Repeat the material verbatim and drop the pictures.

RECORD EXCERPTS >>
------------------------------------

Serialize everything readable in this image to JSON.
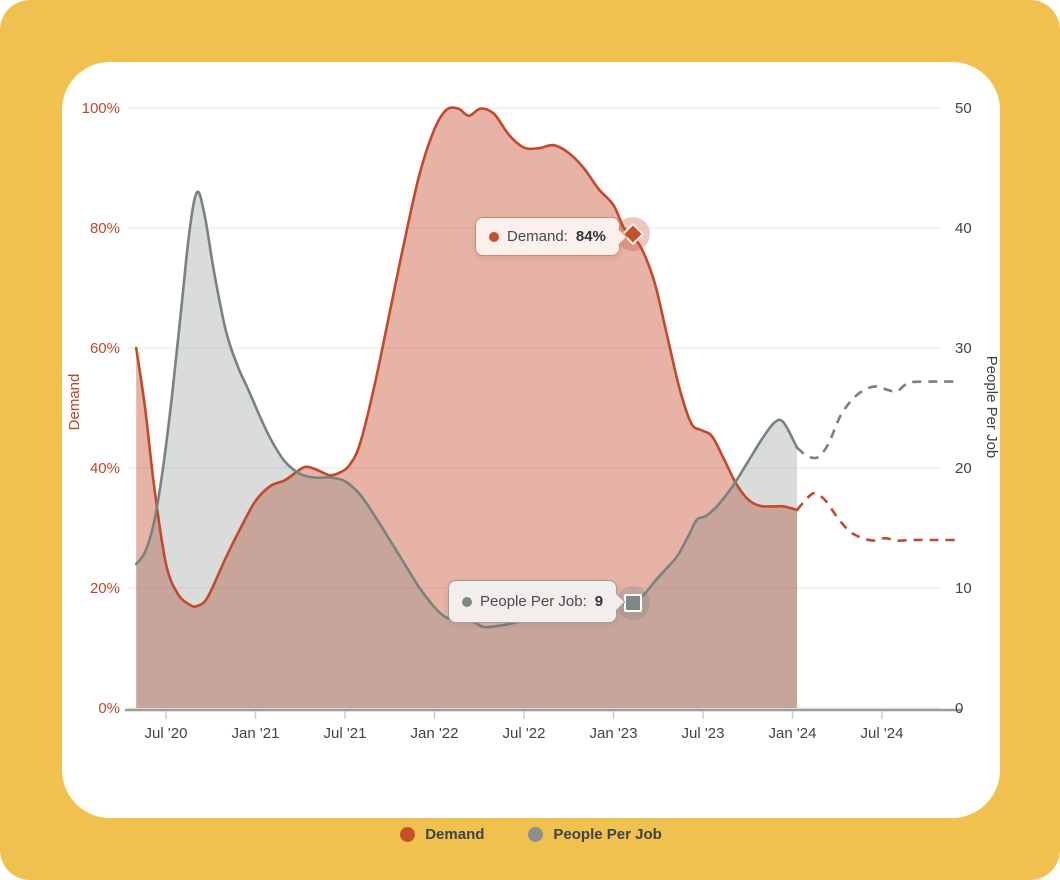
{
  "page": {
    "background_color": "#F1C14F",
    "card_background": "#FFFFFF"
  },
  "chart_data": {
    "type": "area",
    "title": "",
    "x_encoding": "t = months since Jan 2020; axis ticks every 6 months",
    "x_ticks": [
      {
        "t": 6,
        "label": "Jul '20"
      },
      {
        "t": 12,
        "label": "Jan '21"
      },
      {
        "t": 18,
        "label": "Jul '21"
      },
      {
        "t": 24,
        "label": "Jan '22"
      },
      {
        "t": 30,
        "label": "Jul '22"
      },
      {
        "t": 36,
        "label": "Jan '23"
      },
      {
        "t": 42,
        "label": "Jul '23"
      },
      {
        "t": 48,
        "label": "Jan '24"
      },
      {
        "t": 54,
        "label": "Jul '24"
      }
    ],
    "left_axis": {
      "label": "Demand",
      "ticks": [
        "0%",
        "20%",
        "40%",
        "60%",
        "80%",
        "100%"
      ],
      "range": [
        0,
        100
      ],
      "color": "#C0462A"
    },
    "right_axis": {
      "label": "People Per Job",
      "ticks": [
        "0",
        "10",
        "20",
        "30",
        "40",
        "50"
      ],
      "range": [
        0,
        50
      ],
      "color": "#3E4448"
    },
    "grid": true,
    "legend_position": "bottom-center",
    "series": [
      {
        "name": "Demand",
        "axis": "left",
        "color": "#C4492B",
        "fill": "rgba(196,73,42,0.42)",
        "solid": [
          [
            4,
            60
          ],
          [
            4.6,
            50
          ],
          [
            5.2,
            37
          ],
          [
            6,
            24
          ],
          [
            6.8,
            19
          ],
          [
            7.6,
            17.2
          ],
          [
            8.1,
            17
          ],
          [
            8.8,
            18.5
          ],
          [
            10,
            25
          ],
          [
            11,
            30
          ],
          [
            12,
            34.5
          ],
          [
            13,
            37
          ],
          [
            14,
            38
          ],
          [
            15,
            39.8
          ],
          [
            15.5,
            40.2
          ],
          [
            16.2,
            39.6
          ],
          [
            17,
            38.8
          ],
          [
            17.7,
            39.3
          ],
          [
            18.3,
            40.5
          ],
          [
            19,
            44
          ],
          [
            20,
            54
          ],
          [
            21,
            66
          ],
          [
            22,
            78
          ],
          [
            23,
            89
          ],
          [
            24,
            96.5
          ],
          [
            24.8,
            99.7
          ],
          [
            25.6,
            99.9
          ],
          [
            26.3,
            98.7
          ],
          [
            27.1,
            99.9
          ],
          [
            28,
            99
          ],
          [
            29,
            95.5
          ],
          [
            30,
            93.4
          ],
          [
            31,
            93.3
          ],
          [
            32,
            93.8
          ],
          [
            33,
            92.5
          ],
          [
            34,
            90
          ],
          [
            35,
            86.5
          ],
          [
            36,
            83.8
          ],
          [
            36.7,
            80
          ],
          [
            37.3,
            78.7
          ],
          [
            38,
            76
          ],
          [
            38.8,
            70.5
          ],
          [
            39.6,
            62
          ],
          [
            40.4,
            53.5
          ],
          [
            41.2,
            47.5
          ],
          [
            41.9,
            46.3
          ],
          [
            42.6,
            45.3
          ],
          [
            43.4,
            41.5
          ],
          [
            44.2,
            37.5
          ],
          [
            45,
            34.8
          ],
          [
            45.8,
            33.7
          ],
          [
            46.6,
            33.6
          ],
          [
            47.4,
            33.6
          ],
          [
            48.3,
            33
          ]
        ],
        "forecast": [
          [
            48.3,
            33
          ],
          [
            49,
            35
          ],
          [
            49.5,
            35.8
          ],
          [
            50.2,
            34.6
          ],
          [
            51,
            31.8
          ],
          [
            51.8,
            29.5
          ],
          [
            52.6,
            28.4
          ],
          [
            53.4,
            27.9
          ],
          [
            54.2,
            28.3
          ],
          [
            55,
            27.9
          ],
          [
            56,
            28
          ],
          [
            57,
            28
          ],
          [
            58,
            28
          ],
          [
            59.2,
            28
          ]
        ],
        "marker": {
          "t": 37.3,
          "value": 78.7,
          "shape": "diamond"
        }
      },
      {
        "name": "People Per Job",
        "axis": "right",
        "color": "#78827F",
        "fill": "rgba(122,131,128,0.28)",
        "solid": [
          [
            4,
            12
          ],
          [
            4.6,
            13
          ],
          [
            5.2,
            15.5
          ],
          [
            5.8,
            20
          ],
          [
            6.4,
            26
          ],
          [
            7,
            33
          ],
          [
            7.6,
            40
          ],
          [
            8.1,
            43
          ],
          [
            8.6,
            41
          ],
          [
            9.2,
            36.5
          ],
          [
            10,
            31.5
          ],
          [
            10.8,
            28.5
          ],
          [
            11.6,
            26.3
          ],
          [
            12.4,
            24
          ],
          [
            13.2,
            22
          ],
          [
            14,
            20.5
          ],
          [
            15,
            19.5
          ],
          [
            16,
            19.2
          ],
          [
            17,
            19.2
          ],
          [
            18,
            18.9
          ],
          [
            19,
            17.8
          ],
          [
            20,
            16
          ],
          [
            21,
            14
          ],
          [
            22,
            12
          ],
          [
            23,
            10
          ],
          [
            24,
            8.4
          ],
          [
            24.7,
            7.6
          ],
          [
            25.4,
            7.4
          ],
          [
            26,
            7.7
          ],
          [
            26.6,
            7.2
          ],
          [
            27.3,
            6.75
          ],
          [
            28,
            6.8
          ],
          [
            29,
            7
          ],
          [
            30,
            7.3
          ],
          [
            31,
            7.6
          ],
          [
            32,
            7.9
          ],
          [
            33,
            8.1
          ],
          [
            34,
            8.3
          ],
          [
            35,
            8.5
          ],
          [
            36,
            8.6
          ],
          [
            37.3,
            8.75
          ],
          [
            38,
            9.4
          ],
          [
            38.8,
            10.6
          ],
          [
            39.6,
            11.7
          ],
          [
            40.3,
            12.7
          ],
          [
            41,
            14.3
          ],
          [
            41.6,
            15.7
          ],
          [
            42.2,
            16
          ],
          [
            43,
            16.9
          ],
          [
            44,
            18.5
          ],
          [
            45,
            20.5
          ],
          [
            46,
            22.5
          ],
          [
            46.8,
            23.8
          ],
          [
            47.4,
            23.8
          ],
          [
            48.3,
            21.7
          ]
        ],
        "forecast": [
          [
            48.3,
            21.7
          ],
          [
            49,
            21
          ],
          [
            49.7,
            20.9
          ],
          [
            50.4,
            22
          ],
          [
            51.2,
            24.3
          ],
          [
            52,
            25.7
          ],
          [
            52.8,
            26.5
          ],
          [
            53.6,
            26.8
          ],
          [
            54.4,
            26.5
          ],
          [
            55,
            26.4
          ],
          [
            55.8,
            27.1
          ],
          [
            57,
            27.2
          ],
          [
            58,
            27.2
          ],
          [
            59.2,
            27.2
          ]
        ],
        "marker": {
          "t": 37.3,
          "value": 8.75,
          "shape": "square"
        }
      }
    ]
  },
  "tooltips": {
    "demand": {
      "label": "Demand:",
      "value": "84%",
      "dot_color": "#C4502E"
    },
    "people": {
      "label": "People Per Job:",
      "value": "9",
      "dot_color": "#7E8886"
    }
  },
  "legend": {
    "items": [
      {
        "label": "Demand",
        "color": "#C4502E"
      },
      {
        "label": "People Per Job",
        "color": "#8A908D"
      }
    ]
  }
}
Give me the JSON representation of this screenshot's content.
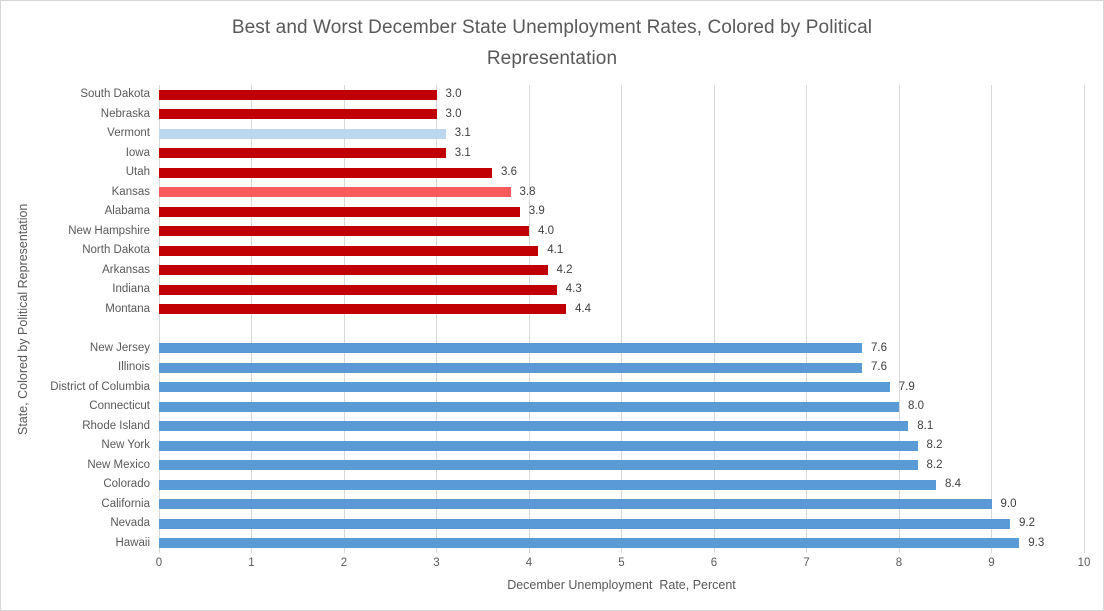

------------------------------------

FULL ANSWER >>
Serialize everything readable in this image to JSON.
{
  "page": {
    "background_color": "#F1C14F",
    "card_background": "#FFFFFF"
  },
  "chart_data": {
    "type": "area",
    "title": "",
    "x_encoding": "t = months since Jan 2020; axis ticks every 6 months",
    "x_ticks": [
      {
        "t": 6,
        "label": "Jul '20"
      },
      {
        "t": 12,
        "label": "Jan '21"
      },
      {
        "t": 18,
        "label": "Jul '21"
      },
      {
        "t": 24,
        "label": "Jan '22"
      },
      {
        "t": 30,
        "label": "Jul '22"
      },
      {
        "t": 36,
        "label": "Jan '23"
      },
      {
        "t": 42,
        "label": "Jul '23"
      },
      {
        "t": 48,
        "label": "Jan '24"
      },
      {
        "t": 54,
        "label": "Jul '24"
      }
    ],
    "left_axis": {
      "label": "Demand",
      "ticks": [
        "0%",
        "20%",
        "40%",
        "60%",
        "80%",
        "100%"
      ],
      "range": [
        0,
        100
      ],
      "color": "#C0462A"
    },
    "right_axis": {
      "label": "People Per Job",
      "ticks": [
        "0",
        "10",
        "20",
        "30",
        "40",
        "50"
      ],
      "range": [
        0,
        50
      ],
      "color": "#3E4448"
    },
    "grid": true,
    "legend_position": "bottom-center",
    "series": [
      {
        "name": "Demand",
        "axis": "left",
        "color": "#C4492B",
        "fill": "rgba(196,73,42,0.42)",
        "solid": [
          [
            4,
            60
          ],
          [
            4.6,
            50
          ],
          [
            5.2,
            37
          ],
          [
            6,
            24
          ],
          [
            6.8,
            19
          ],
          [
            7.6,
            17.2
          ],
          [
            8.1,
            17
          ],
          [
            8.8,
            18.5
          ],
          [
            10,
            25
          ],
          [
            11,
            30
          ],
          [
            12,
            34.5
          ],
          [
            13,
            37
          ],
          [
            14,
            38
          ],
          [
            15,
            39.8
          ],
          [
            15.5,
            40.2
          ],
          [
            16.2,
            39.6
          ],
          [
            17,
            38.8
          ],
          [
            17.7,
            39.3
          ],
          [
            18.3,
            40.5
          ],
          [
            19,
            44
          ],
          [
            20,
            54
          ],
          [
            21,
            66
          ],
          [
            22,
            78
          ],
          [
            23,
            89
          ],
          [
            24,
            96.5
          ],
          [
            24.8,
            99.7
          ],
          [
            25.6,
            99.9
          ],
          [
            26.3,
            98.7
          ],
          [
            27.1,
            99.9
          ],
          [
            28,
            99
          ],
          [
            29,
            95.5
          ],
          [
            30,
            93.4
          ],
          [
            31,
            93.3
          ],
          [
            32,
            93.8
          ],
          [
            33,
            92.5
          ],
          [
            34,
            90
          ],
          [
            35,
            86.5
          ],
          [
            36,
            83.8
          ],
          [
            36.7,
            80
          ],
          [
            37.3,
            78.7
          ],
          [
            38,
            76
          ],
          [
            38.8,
            70.5
          ],
          [
            39.6,
            62
          ],
          [
            40.4,
            53.5
          ],
          [
            41.2,
            47.5
          ],
          [
            41.9,
            46.3
          ],
          [
            42.6,
            45.3
          ],
          [
            43.4,
            41.5
          ],
          [
            44.2,
            37.5
          ],
          [
            45,
            34.8
          ],
          [
            45.8,
            33.7
          ],
          [
            46.6,
            33.6
          ],
          [
            47.4,
            33.6
          ],
          [
            48.3,
            33
          ]
        ],
        "forecast": [
          [
            48.3,
            33
          ],
          [
            49,
            35
          ],
          [
            49.5,
            35.8
          ],
          [
            50.2,
            34.6
          ],
          [
            51,
            31.8
          ],
          [
            51.8,
            29.5
          ],
          [
            52.6,
            28.4
          ],
          [
            53.4,
            27.9
          ],
          [
            54.2,
            28.3
          ],
          [
            55,
            27.9
          ],
          [
            56,
            28
          ],
          [
            57,
            28
          ],
          [
            58,
            28
          ],
          [
            59.2,
            28
          ]
        ],
        "marker": {
          "t": 37.3,
          "value": 78.7,
          "shape": "diamond"
        }
      },
      {
        "name": "People Per Job",
        "axis": "right",
        "color": "#78827F",
        "fill": "rgba(122,131,128,0.28)",
        "solid": [
          [
            4,
            12
          ],
          [
            4.6,
            13
          ],
          [
            5.2,
            15.5
          ],
          [
            5.8,
            20
          ],
          [
            6.4,
            26
          ],
          [
            7,
            33
          ],
          [
            7.6,
            40
          ],
          [
            8.1,
            43
          ],
          [
            8.6,
            41
          ],
          [
            9.2,
            36.5
          ],
          [
            10,
            31.5
          ],
          [
            10.8,
            28.5
          ],
          [
            11.6,
            26.3
          ],
          [
            12.4,
            24
          ],
          [
            13.2,
            22
          ],
          [
            14,
            20.5
          ],
          [
            15,
            19.5
          ],
          [
            16,
            19.2
          ],
          [
            17,
            19.2
          ],
          [
            18,
            18.9
          ],
          [
            19,
            17.8
          ],
          [
            20,
            16
          ],
          [
            21,
            14
          ],
          [
            22,
            12
          ],
          [
            23,
            10
          ],
          [
            24,
            8.4
          ],
          [
            24.7,
            7.6
          ],
          [
            25.4,
            7.4
          ],
          [
            26,
            7.7
          ],
          [
            26.6,
            7.2
          ],
          [
            27.3,
            6.75
          ],
          [
            28,
            6.8
          ],
          [
            29,
            7
          ],
          [
            30,
            7.3
          ],
          [
            31,
            7.6
          ],
          [
            32,
            7.9
          ],
          [
            33,
            8.1
          ],
          [
            34,
            8.3
          ],
          [
            35,
            8.5
          ],
          [
            36,
            8.6
          ],
          [
            37.3,
            8.75
          ],
          [
            38,
            9.4
          ],
          [
            38.8,
            10.6
          ],
          [
            39.6,
            11.7
          ],
          [
            40.3,
            12.7
          ],
          [
            41,
            14.3
          ],
          [
            41.6,
            15.7
          ],
          [
            42.2,
            16
          ],
          [
            43,
            16.9
          ],
          [
            44,
            18.5
          ],
          [
            45,
            20.5
          ],
          [
            46,
            22.5
          ],
          [
            46.8,
            23.8
          ],
          [
            47.4,
            23.8
          ],
          [
            48.3,
            21.7
          ]
        ],
        "forecast": [
          [
            48.3,
            21.7
          ],
          [
            49,
            21
          ],
          [
            49.7,
            20.9
          ],
          [
            50.4,
            22
          ],
          [
            51.2,
            24.3
          ],
          [
            52,
            25.7
          ],
          [
            52.8,
            26.5
          ],
          [
            53.6,
            26.8
          ],
          [
            54.4,
            26.5
          ],
          [
            55,
            26.4
          ],
          [
            55.8,
            27.1
          ],
          [
            57,
            27.2
          ],
          [
            58,
            27.2
          ],
          [
            59.2,
            27.2
          ]
        ],
        "marker": {
          "t": 37.3,
          "value": 8.75,
          "shape": "square"
        }
      }
    ]
  },
  "tooltips": {
    "demand": {
      "label": "Demand:",
      "value": "84%",
      "dot_color": "#C4502E"
    },
    "people": {
      "label": "People Per Job:",
      "value": "9",
      "dot_color": "#7E8886"
    }
  },
  "legend": {
    "items": [
      {
        "label": "Demand",
        "color": "#C4502E"
      },
      {
        "label": "People Per Job",
        "color": "#8A908D"
      }
    ]
  }
}
Give me the JSON representation of this screenshot's content.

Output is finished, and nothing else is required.